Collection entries
┄┄┄┄┄┄

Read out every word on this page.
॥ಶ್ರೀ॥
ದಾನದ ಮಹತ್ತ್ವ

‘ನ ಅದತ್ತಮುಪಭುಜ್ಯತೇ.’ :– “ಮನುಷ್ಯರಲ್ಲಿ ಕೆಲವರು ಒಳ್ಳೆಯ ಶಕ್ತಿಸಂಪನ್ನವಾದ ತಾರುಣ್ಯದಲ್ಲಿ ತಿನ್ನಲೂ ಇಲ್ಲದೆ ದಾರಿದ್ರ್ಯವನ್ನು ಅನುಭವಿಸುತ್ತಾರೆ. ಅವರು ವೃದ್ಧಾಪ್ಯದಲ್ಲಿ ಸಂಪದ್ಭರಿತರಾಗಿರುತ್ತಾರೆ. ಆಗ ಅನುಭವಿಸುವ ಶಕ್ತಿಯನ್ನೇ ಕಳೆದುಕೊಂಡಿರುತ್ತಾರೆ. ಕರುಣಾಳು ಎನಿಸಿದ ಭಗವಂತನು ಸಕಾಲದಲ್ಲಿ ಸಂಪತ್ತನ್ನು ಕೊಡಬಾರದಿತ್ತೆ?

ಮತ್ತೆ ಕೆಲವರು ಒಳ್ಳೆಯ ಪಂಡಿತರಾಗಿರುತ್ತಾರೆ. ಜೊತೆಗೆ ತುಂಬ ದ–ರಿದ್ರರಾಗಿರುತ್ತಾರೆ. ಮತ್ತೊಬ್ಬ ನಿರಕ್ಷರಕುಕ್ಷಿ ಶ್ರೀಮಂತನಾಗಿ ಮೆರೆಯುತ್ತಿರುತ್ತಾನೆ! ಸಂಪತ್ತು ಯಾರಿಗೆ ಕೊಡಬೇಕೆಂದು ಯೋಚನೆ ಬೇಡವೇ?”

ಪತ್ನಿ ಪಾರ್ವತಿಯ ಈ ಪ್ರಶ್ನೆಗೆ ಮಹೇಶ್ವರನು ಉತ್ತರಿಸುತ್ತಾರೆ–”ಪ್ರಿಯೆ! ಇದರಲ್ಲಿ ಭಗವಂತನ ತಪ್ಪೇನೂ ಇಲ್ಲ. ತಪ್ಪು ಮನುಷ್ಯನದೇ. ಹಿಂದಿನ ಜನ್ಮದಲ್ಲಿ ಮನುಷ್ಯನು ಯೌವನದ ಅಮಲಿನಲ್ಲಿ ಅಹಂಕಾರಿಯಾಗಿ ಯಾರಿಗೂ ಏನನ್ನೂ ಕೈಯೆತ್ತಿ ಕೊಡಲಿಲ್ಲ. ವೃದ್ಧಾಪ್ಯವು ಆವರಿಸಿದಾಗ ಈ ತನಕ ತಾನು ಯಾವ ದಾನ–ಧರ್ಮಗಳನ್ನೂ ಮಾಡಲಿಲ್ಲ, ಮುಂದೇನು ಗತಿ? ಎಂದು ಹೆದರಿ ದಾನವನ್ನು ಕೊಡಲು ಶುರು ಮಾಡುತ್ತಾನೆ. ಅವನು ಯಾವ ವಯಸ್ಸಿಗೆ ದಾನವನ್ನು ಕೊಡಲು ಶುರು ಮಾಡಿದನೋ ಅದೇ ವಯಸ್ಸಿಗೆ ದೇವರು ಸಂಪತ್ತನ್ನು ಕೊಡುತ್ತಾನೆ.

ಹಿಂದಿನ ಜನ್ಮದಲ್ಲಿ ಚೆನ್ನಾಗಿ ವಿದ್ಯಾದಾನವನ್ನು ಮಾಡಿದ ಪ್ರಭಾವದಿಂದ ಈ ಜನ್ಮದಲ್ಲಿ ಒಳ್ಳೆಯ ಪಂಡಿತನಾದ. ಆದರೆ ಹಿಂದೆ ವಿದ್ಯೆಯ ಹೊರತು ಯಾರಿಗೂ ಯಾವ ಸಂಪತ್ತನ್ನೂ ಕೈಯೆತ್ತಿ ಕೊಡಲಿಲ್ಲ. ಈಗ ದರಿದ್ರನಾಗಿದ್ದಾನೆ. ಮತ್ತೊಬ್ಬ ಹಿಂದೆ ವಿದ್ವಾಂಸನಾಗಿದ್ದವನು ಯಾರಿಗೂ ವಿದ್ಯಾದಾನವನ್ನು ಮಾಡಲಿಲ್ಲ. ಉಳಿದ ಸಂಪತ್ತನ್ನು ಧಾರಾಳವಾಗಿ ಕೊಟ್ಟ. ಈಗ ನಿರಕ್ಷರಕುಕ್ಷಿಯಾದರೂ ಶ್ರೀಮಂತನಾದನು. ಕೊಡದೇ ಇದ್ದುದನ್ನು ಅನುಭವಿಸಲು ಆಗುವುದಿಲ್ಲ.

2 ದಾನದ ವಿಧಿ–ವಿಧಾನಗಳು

┄┄┄┄┄┄

Directive | Please restate the whole listing word for word.

Response to the task |
Read out every word on this page.
॥ಶ್ರೀ॥
ದಾನದ ಮಹತ್ತ್ವ

‘ನ ಅದತ್ತಮುಪಭುಜ್ಯತೇ.’ :– “ಮನುಷ್ಯರಲ್ಲಿ ಕೆಲವರು ಒಳ್ಳೆಯ ಶಕ್ತಿಸಂಪನ್ನವಾದ ತಾರುಣ್ಯದಲ್ಲಿ ತಿನ್ನಲೂ ಇಲ್ಲದೆ ದಾರಿದ್ರ್ಯವನ್ನು ಅನುಭವಿಸುತ್ತಾರೆ. ಅವರು ವೃದ್ಧಾಪ್ಯದಲ್ಲಿ ಸಂಪದ್ಭರಿತರಾಗಿರುತ್ತಾರೆ. ಆಗ ಅನುಭವಿಸುವ ಶಕ್ತಿಯನ್ನೇ ಕಳೆದುಕೊಂಡಿರುತ್ತಾರೆ. ಕರುಣಾಳು ಎನಿಸಿದ ಭಗವಂತನು ಸಕಾಲದಲ್ಲಿ ಸಂಪತ್ತನ್ನು ಕೊಡಬಾರದಿತ್ತೆ?

ಮತ್ತೆ ಕೆಲವರು ಒಳ್ಳೆಯ ಪಂಡಿತರಾಗಿರುತ್ತಾರೆ. ಜೊತೆಗೆ ತುಂಬ ದ–ರಿದ್ರರಾಗಿರುತ್ತಾರೆ. ಮತ್ತೊಬ್ಬ ನಿರಕ್ಷರಕುಕ್ಷಿ ಶ್ರೀಮಂತನಾಗಿ ಮೆರೆಯುತ್ತಿರುತ್ತಾನೆ! ಸಂಪತ್ತು ಯಾರಿಗೆ ಕೊಡಬೇಕೆಂದು ಯೋಚನೆ ಬೇಡವೇ?”

ಪತ್ನಿ ಪಾರ್ವತಿಯ ಈ ಪ್ರಶ್ನೆಗೆ ಮಹೇಶ್ವರನು ಉತ್ತರಿಸುತ್ತಾರೆ–”ಪ್ರಿಯೆ! ಇದರಲ್ಲಿ ಭಗವಂತನ ತಪ್ಪೇನೂ ಇಲ್ಲ. ತಪ್ಪು ಮನುಷ್ಯನದೇ. ಹಿಂದಿನ ಜನ್ಮದಲ್ಲಿ ಮನುಷ್ಯನು ಯೌವನದ ಅಮಲಿನಲ್ಲಿ ಅಹಂಕಾರಿಯಾಗಿ ಯಾರಿಗೂ ಏನನ್ನೂ ಕೈಯೆತ್ತಿ ಕೊಡಲಿಲ್ಲ. ವೃದ್ಧಾಪ್ಯವು ಆವರಿಸಿದಾಗ ಈ ತನಕ ತಾನು ಯಾವ ದಾನ–ಧರ್ಮಗಳನ್ನೂ ಮಾಡಲಿಲ್ಲ, ಮುಂದೇನು ಗತಿ? ಎಂದು ಹೆದರಿ ದಾನವನ್ನು ಕೊಡಲು ಶುರು ಮಾಡುತ್ತಾನೆ. ಅವನು ಯಾವ ವಯಸ್ಸಿಗೆ ದಾನವನ್ನು ಕೊಡಲು ಶುರು ಮಾಡಿದನೋ ಅದೇ ವಯಸ್ಸಿಗೆ ದೇವರು ಸಂಪತ್ತನ್ನು ಕೊಡುತ್ತಾನೆ.

ಹಿಂದಿನ ಜನ್ಮದಲ್ಲಿ ಚೆನ್ನಾಗಿ ವಿದ್ಯಾದಾನವನ್ನು ಮಾಡಿದ ಪ್ರಭಾವದಿಂದ ಈ ಜನ್ಮದಲ್ಲಿ ಒಳ್ಳೆಯ ಪಂಡಿತನಾದ. ಆದರೆ ಹಿಂದೆ ವಿದ್ಯೆಯ ಹೊರತು ಯಾರಿಗೂ ಯಾವ ಸಂಪತ್ತನ್ನೂ ಕೈಯೆತ್ತಿ ಕೊಡಲಿಲ್ಲ. ಈಗ ದರಿದ್ರನಾಗಿದ್ದಾನೆ. ಮತ್ತೊಬ್ಬ ಹಿಂದೆ ವಿದ್ವಾಂಸನಾಗಿದ್ದವನು ಯಾರಿಗೂ ವಿದ್ಯಾದಾನವನ್ನು ಮಾಡಲಿಲ್ಲ. ಉಳಿದ ಸಂಪತ್ತನ್ನು ಧಾರಾಳವಾಗಿ ಕೊಟ್ಟ. ಈಗ ನಿರಕ್ಷರಕುಕ್ಷಿಯಾದರೂ ಶ್ರೀಮಂತನಾದನು. ಕೊಡದೇ ಇದ್ದುದನ್ನು ಅನುಭವಿಸಲು ಆಗುವುದಿಲ್ಲ.

2 ದಾನದ ವಿಧಿ–ವಿಧಾನಗಳು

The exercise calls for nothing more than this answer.